Written request.
Could you repeat the records below exactly, leaving out any pictures?

===== Given records =====

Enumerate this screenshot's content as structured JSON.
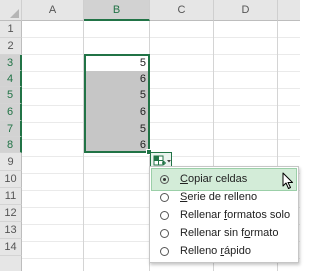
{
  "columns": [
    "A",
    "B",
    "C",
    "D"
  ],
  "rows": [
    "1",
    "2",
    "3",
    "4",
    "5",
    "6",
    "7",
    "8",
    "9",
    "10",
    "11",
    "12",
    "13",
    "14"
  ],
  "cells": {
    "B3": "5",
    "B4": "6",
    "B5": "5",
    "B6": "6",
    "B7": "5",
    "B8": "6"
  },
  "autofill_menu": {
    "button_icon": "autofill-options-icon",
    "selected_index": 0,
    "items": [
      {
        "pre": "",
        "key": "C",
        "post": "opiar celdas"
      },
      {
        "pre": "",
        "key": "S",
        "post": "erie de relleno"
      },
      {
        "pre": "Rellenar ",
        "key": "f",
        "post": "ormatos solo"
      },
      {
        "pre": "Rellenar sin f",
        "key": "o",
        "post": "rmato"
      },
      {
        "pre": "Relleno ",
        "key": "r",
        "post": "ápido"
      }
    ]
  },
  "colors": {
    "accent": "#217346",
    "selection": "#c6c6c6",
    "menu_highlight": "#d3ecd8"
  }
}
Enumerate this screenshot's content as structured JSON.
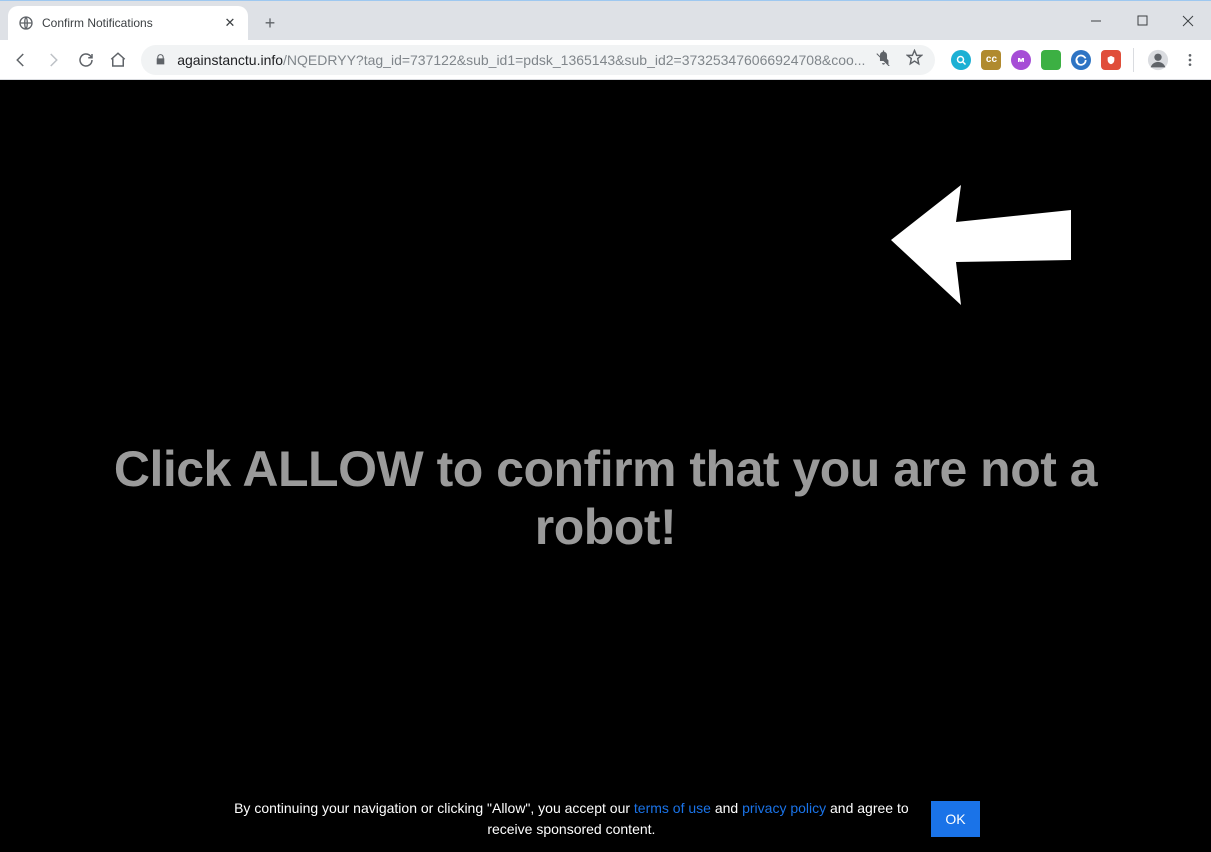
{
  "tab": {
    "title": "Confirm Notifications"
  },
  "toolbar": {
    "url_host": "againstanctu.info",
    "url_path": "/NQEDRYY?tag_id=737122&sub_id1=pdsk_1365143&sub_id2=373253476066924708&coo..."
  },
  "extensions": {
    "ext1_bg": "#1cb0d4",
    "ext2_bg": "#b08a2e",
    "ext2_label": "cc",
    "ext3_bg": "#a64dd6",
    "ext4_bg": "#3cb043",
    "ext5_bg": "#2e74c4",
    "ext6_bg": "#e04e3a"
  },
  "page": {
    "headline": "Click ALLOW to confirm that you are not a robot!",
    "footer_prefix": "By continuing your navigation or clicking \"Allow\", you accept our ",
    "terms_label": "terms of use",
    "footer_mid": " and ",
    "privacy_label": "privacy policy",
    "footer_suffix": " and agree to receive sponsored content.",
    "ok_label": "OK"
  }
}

=====

Response to the task.
Enumerate this screenshot's content as structured JSON.
{
  "columns": [
    "A",
    "B",
    "C",
    "D"
  ],
  "rows": [
    "1",
    "2",
    "3",
    "4",
    "5",
    "6",
    "7",
    "8",
    "9",
    "10",
    "11",
    "12",
    "13",
    "14"
  ],
  "cells": {
    "B3": "5",
    "B4": "6",
    "B5": "5",
    "B6": "6",
    "B7": "5",
    "B8": "6"
  },
  "autofill_menu": {
    "button_icon": "autofill-options-icon",
    "selected_index": 0,
    "items": [
      {
        "pre": "",
        "key": "C",
        "post": "opiar celdas"
      },
      {
        "pre": "",
        "key": "S",
        "post": "erie de relleno"
      },
      {
        "pre": "Rellenar ",
        "key": "f",
        "post": "ormatos solo"
      },
      {
        "pre": "Rellenar sin f",
        "key": "o",
        "post": "rmato"
      },
      {
        "pre": "Relleno ",
        "key": "r",
        "post": "ápido"
      }
    ]
  },
  "colors": {
    "accent": "#217346",
    "selection": "#c6c6c6",
    "menu_highlight": "#d3ecd8"
  }
}
Enumerate this screenshot's content as structured JSON.
{
  "tab": {
    "title": "Confirm Notifications"
  },
  "toolbar": {
    "url_host": "againstanctu.info",
    "url_path": "/NQEDRYY?tag_id=737122&sub_id1=pdsk_1365143&sub_id2=373253476066924708&coo..."
  },
  "extensions": {
    "ext1_bg": "#1cb0d4",
    "ext2_bg": "#b08a2e",
    "ext2_label": "cc",
    "ext3_bg": "#a64dd6",
    "ext4_bg": "#3cb043",
    "ext5_bg": "#2e74c4",
    "ext6_bg": "#e04e3a"
  },
  "page": {
    "headline": "Click ALLOW to confirm that you are not a robot!",
    "footer_prefix": "By continuing your navigation or clicking \"Allow\", you accept our ",
    "terms_label": "terms of use",
    "footer_mid": " and ",
    "privacy_label": "privacy policy",
    "footer_suffix": " and agree to receive sponsored content.",
    "ok_label": "OK"
  }
}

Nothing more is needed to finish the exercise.